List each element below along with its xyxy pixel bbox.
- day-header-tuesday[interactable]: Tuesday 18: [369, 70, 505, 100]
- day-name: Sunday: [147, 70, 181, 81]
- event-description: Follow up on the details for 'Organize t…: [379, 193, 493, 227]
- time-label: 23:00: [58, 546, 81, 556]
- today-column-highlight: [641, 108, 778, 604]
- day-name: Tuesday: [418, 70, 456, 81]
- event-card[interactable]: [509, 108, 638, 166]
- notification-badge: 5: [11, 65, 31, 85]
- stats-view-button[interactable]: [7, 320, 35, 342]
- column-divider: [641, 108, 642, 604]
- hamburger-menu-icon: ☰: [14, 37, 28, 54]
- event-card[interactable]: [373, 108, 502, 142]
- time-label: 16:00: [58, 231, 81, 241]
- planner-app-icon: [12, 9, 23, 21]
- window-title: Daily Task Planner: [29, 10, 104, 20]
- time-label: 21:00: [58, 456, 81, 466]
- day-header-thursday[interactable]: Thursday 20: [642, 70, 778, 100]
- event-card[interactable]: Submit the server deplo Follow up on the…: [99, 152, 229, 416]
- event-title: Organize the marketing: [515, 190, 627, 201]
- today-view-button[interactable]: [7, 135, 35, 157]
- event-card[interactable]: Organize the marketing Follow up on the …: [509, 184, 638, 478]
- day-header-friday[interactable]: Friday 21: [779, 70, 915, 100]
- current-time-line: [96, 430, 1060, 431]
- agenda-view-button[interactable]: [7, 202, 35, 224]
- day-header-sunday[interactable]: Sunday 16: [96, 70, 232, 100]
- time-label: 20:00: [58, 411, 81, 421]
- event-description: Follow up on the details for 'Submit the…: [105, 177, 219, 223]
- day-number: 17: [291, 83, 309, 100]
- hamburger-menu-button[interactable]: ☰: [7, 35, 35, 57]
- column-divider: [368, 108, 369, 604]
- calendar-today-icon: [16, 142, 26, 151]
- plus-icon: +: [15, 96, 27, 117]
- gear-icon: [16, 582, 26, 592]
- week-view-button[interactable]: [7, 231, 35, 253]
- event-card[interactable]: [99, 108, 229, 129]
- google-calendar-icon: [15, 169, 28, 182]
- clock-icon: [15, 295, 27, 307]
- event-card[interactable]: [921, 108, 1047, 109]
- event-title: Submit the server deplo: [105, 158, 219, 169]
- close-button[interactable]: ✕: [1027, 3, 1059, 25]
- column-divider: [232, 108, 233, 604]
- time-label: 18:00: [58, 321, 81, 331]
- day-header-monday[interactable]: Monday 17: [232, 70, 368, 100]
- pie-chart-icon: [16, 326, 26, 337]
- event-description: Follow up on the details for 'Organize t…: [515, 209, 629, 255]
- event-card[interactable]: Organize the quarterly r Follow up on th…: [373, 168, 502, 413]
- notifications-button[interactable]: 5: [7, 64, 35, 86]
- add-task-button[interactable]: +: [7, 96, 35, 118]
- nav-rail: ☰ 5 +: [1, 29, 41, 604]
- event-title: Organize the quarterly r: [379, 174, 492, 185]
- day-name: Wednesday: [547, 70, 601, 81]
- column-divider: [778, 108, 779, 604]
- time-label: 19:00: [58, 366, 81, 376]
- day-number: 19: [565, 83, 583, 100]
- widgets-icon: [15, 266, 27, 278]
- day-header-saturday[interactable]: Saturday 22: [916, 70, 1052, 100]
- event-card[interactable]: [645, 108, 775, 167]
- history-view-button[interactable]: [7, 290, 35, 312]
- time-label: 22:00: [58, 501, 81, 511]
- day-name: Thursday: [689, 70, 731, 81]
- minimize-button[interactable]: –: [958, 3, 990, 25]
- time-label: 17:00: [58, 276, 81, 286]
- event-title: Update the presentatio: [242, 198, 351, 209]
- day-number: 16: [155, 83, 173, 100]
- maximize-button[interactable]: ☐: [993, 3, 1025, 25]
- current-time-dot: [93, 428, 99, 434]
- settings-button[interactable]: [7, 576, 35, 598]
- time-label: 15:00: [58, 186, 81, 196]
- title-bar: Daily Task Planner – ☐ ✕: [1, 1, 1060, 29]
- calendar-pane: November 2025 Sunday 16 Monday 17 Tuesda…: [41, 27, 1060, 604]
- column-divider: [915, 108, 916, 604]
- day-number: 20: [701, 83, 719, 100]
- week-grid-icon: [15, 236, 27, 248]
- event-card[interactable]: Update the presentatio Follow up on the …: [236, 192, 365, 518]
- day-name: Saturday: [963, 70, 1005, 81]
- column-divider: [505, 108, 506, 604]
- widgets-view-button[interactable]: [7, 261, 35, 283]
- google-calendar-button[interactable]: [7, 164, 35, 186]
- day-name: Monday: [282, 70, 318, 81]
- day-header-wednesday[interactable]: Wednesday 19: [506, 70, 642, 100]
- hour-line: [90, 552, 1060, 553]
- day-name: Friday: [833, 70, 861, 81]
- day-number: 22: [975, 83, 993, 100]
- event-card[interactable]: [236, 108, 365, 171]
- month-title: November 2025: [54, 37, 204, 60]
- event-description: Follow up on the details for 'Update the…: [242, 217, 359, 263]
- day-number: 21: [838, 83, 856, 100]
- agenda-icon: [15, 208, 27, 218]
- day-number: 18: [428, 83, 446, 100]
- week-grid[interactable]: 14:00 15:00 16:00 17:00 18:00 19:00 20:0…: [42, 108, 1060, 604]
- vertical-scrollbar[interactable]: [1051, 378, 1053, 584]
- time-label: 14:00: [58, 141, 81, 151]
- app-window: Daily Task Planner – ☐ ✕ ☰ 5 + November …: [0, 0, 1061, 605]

========================

TASK BRIEF :: Repeat all of the data above verbatim, line for line, with nothing added, dropped, or changed.

RESULT FOR THIS EXERCISE ::
List each element below along with its xyxy pixel bbox.
- day-header-tuesday[interactable]: Tuesday 18: [369, 70, 505, 100]
- day-name: Sunday: [147, 70, 181, 81]
- event-description: Follow up on the details for 'Organize t…: [379, 193, 493, 227]
- time-label: 23:00: [58, 546, 81, 556]
- today-column-highlight: [641, 108, 778, 604]
- day-name: Tuesday: [418, 70, 456, 81]
- event-card[interactable]: [509, 108, 638, 166]
- notification-badge: 5: [11, 65, 31, 85]
- stats-view-button[interactable]: [7, 320, 35, 342]
- column-divider: [641, 108, 642, 604]
- hamburger-menu-icon: ☰: [14, 37, 28, 54]
- event-card[interactable]: [373, 108, 502, 142]
- time-label: 16:00: [58, 231, 81, 241]
- planner-app-icon: [12, 9, 23, 21]
- window-title: Daily Task Planner: [29, 10, 104, 20]
- time-label: 21:00: [58, 456, 81, 466]
- day-header-thursday[interactable]: Thursday 20: [642, 70, 778, 100]
- event-card[interactable]: Submit the server deplo Follow up on the…: [99, 152, 229, 416]
- event-title: Organize the marketing: [515, 190, 627, 201]
- today-view-button[interactable]: [7, 135, 35, 157]
- event-card[interactable]: Organize the marketing Follow up on the …: [509, 184, 638, 478]
- day-header-friday[interactable]: Friday 21: [779, 70, 915, 100]
- current-time-line: [96, 430, 1060, 431]
- agenda-view-button[interactable]: [7, 202, 35, 224]
- day-header-sunday[interactable]: Sunday 16: [96, 70, 232, 100]
- time-label: 20:00: [58, 411, 81, 421]
- event-description: Follow up on the details for 'Submit the…: [105, 177, 219, 223]
- day-number: 17: [291, 83, 309, 100]
- hamburger-menu-button[interactable]: ☰: [7, 35, 35, 57]
- column-divider: [368, 108, 369, 604]
- calendar-today-icon: [16, 142, 26, 151]
- plus-icon: +: [15, 96, 27, 117]
- gear-icon: [16, 582, 26, 592]
- week-view-button[interactable]: [7, 231, 35, 253]
- event-card[interactable]: [99, 108, 229, 129]
- google-calendar-icon: [15, 169, 28, 182]
- clock-icon: [15, 295, 27, 307]
- event-card[interactable]: [921, 108, 1047, 109]
- event-title: Submit the server deplo: [105, 158, 219, 169]
- close-button[interactable]: ✕: [1027, 3, 1059, 25]
- column-divider: [232, 108, 233, 604]
- time-label: 18:00: [58, 321, 81, 331]
- day-header-monday[interactable]: Monday 17: [232, 70, 368, 100]
- pie-chart-icon: [16, 326, 26, 337]
- event-description: Follow up on the details for 'Organize t…: [515, 209, 629, 255]
- event-card[interactable]: Organize the quarterly r Follow up on th…: [373, 168, 502, 413]
- notifications-button[interactable]: 5: [7, 64, 35, 86]
- add-task-button[interactable]: +: [7, 96, 35, 118]
- nav-rail: ☰ 5 +: [1, 29, 41, 604]
- event-title: Organize the quarterly r: [379, 174, 492, 185]
- day-name: Wednesday: [547, 70, 601, 81]
- column-divider: [778, 108, 779, 604]
- time-label: 19:00: [58, 366, 81, 376]
- day-number: 19: [565, 83, 583, 100]
- widgets-icon: [15, 266, 27, 278]
- day-header-saturday[interactable]: Saturday 22: [916, 70, 1052, 100]
- event-card[interactable]: [645, 108, 775, 167]
- history-view-button[interactable]: [7, 290, 35, 312]
- time-label: 22:00: [58, 501, 81, 511]
- day-name: Thursday: [689, 70, 731, 81]
- minimize-button[interactable]: –: [958, 3, 990, 25]
- time-label: 17:00: [58, 276, 81, 286]
- event-title: Update the presentatio: [242, 198, 351, 209]
- day-number: 16: [155, 83, 173, 100]
- maximize-button[interactable]: ☐: [993, 3, 1025, 25]
- current-time-dot: [93, 428, 99, 434]
- settings-button[interactable]: [7, 576, 35, 598]
- time-label: 15:00: [58, 186, 81, 196]
- title-bar: Daily Task Planner – ☐ ✕: [1, 1, 1060, 29]
- calendar-pane: November 2025 Sunday 16 Monday 17 Tuesda…: [41, 27, 1060, 604]
- column-divider: [915, 108, 916, 604]
- day-number: 20: [701, 83, 719, 100]
- week-grid-icon: [15, 236, 27, 248]
- event-card[interactable]: Update the presentatio Follow up on the …: [236, 192, 365, 518]
- day-name: Saturday: [963, 70, 1005, 81]
- column-divider: [505, 108, 506, 604]
- widgets-view-button[interactable]: [7, 261, 35, 283]
- google-calendar-button[interactable]: [7, 164, 35, 186]
- day-name: Monday: [282, 70, 318, 81]
- day-header-wednesday[interactable]: Wednesday 19: [506, 70, 642, 100]
- hour-line: [90, 552, 1060, 553]
- day-name: Friday: [833, 70, 861, 81]
- day-number: 22: [975, 83, 993, 100]
- event-card[interactable]: [236, 108, 365, 171]
- month-title: November 2025: [54, 37, 204, 60]
- event-description: Follow up on the details for 'Update the…: [242, 217, 359, 263]
- day-number: 21: [838, 83, 856, 100]
- agenda-icon: [15, 208, 27, 218]
- day-number: 18: [428, 83, 446, 100]
- week-grid[interactable]: 14:00 15:00 16:00 17:00 18:00 19:00 20:0…: [42, 108, 1060, 604]
- vertical-scrollbar[interactable]: [1051, 378, 1053, 584]
- time-label: 14:00: [58, 141, 81, 151]
- app-window: Daily Task Planner – ☐ ✕ ☰ 5 + November …: [0, 0, 1061, 605]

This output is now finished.